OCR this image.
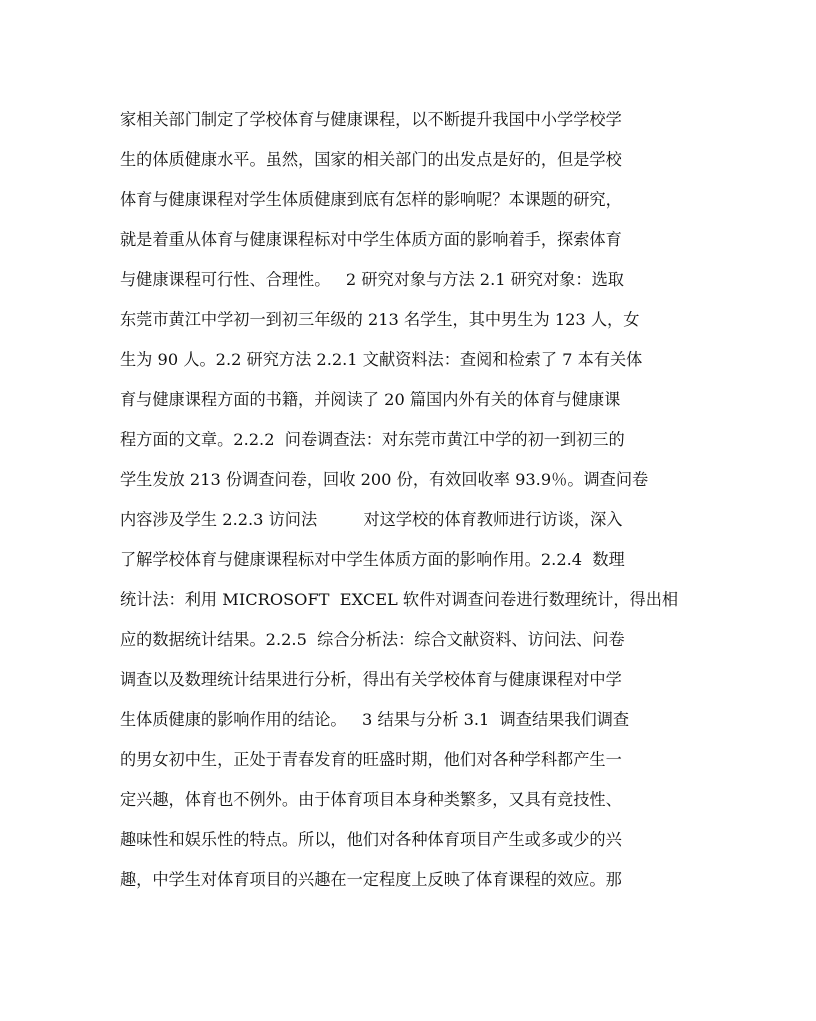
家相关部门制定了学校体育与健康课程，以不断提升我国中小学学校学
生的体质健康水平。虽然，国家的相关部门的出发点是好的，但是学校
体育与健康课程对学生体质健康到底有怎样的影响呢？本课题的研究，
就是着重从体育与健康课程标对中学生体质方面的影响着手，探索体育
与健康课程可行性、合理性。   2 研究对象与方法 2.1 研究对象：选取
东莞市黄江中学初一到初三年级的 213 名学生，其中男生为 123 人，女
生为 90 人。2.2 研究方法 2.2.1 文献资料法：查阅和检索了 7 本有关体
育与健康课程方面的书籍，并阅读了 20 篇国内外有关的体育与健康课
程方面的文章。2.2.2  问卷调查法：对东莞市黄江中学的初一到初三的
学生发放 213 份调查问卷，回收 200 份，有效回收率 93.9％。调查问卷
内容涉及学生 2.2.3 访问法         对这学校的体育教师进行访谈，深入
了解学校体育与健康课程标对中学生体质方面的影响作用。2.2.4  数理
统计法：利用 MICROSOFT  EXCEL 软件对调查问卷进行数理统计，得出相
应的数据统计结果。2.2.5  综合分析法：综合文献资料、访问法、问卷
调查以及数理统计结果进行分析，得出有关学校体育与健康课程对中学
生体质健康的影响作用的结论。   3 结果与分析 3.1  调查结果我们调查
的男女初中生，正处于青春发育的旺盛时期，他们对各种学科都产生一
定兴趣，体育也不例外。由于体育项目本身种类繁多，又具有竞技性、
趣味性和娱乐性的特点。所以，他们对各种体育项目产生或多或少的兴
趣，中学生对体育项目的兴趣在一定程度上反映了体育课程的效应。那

_Written request_
The records above are to be quoted exactly, with all pictures left out.

_Written answer_
OCR this image.
家相关部门制定了学校体育与健康课程，以不断提升我国中小学学校学
生的体质健康水平。虽然，国家的相关部门的出发点是好的，但是学校
体育与健康课程对学生体质健康到底有怎样的影响呢？本课题的研究，
就是着重从体育与健康课程标对中学生体质方面的影响着手，探索体育
与健康课程可行性、合理性。   2 研究对象与方法 2.1 研究对象：选取
东莞市黄江中学初一到初三年级的 213 名学生，其中男生为 123 人，女
生为 90 人。2.2 研究方法 2.2.1 文献资料法：查阅和检索了 7 本有关体
育与健康课程方面的书籍，并阅读了 20 篇国内外有关的体育与健康课
程方面的文章。2.2.2  问卷调查法：对东莞市黄江中学的初一到初三的
学生发放 213 份调查问卷，回收 200 份，有效回收率 93.9％。调查问卷
内容涉及学生 2.2.3 访问法         对这学校的体育教师进行访谈，深入
了解学校体育与健康课程标对中学生体质方面的影响作用。2.2.4  数理
统计法：利用 MICROSOFT  EXCEL 软件对调查问卷进行数理统计，得出相
应的数据统计结果。2.2.5  综合分析法：综合文献资料、访问法、问卷
调查以及数理统计结果进行分析，得出有关学校体育与健康课程对中学
生体质健康的影响作用的结论。   3 结果与分析 3.1  调查结果我们调查
的男女初中生，正处于青春发育的旺盛时期，他们对各种学科都产生一
定兴趣，体育也不例外。由于体育项目本身种类繁多，又具有竞技性、
趣味性和娱乐性的特点。所以，他们对各种体育项目产生或多或少的兴
趣，中学生对体育项目的兴趣在一定程度上反映了体育课程的效应。那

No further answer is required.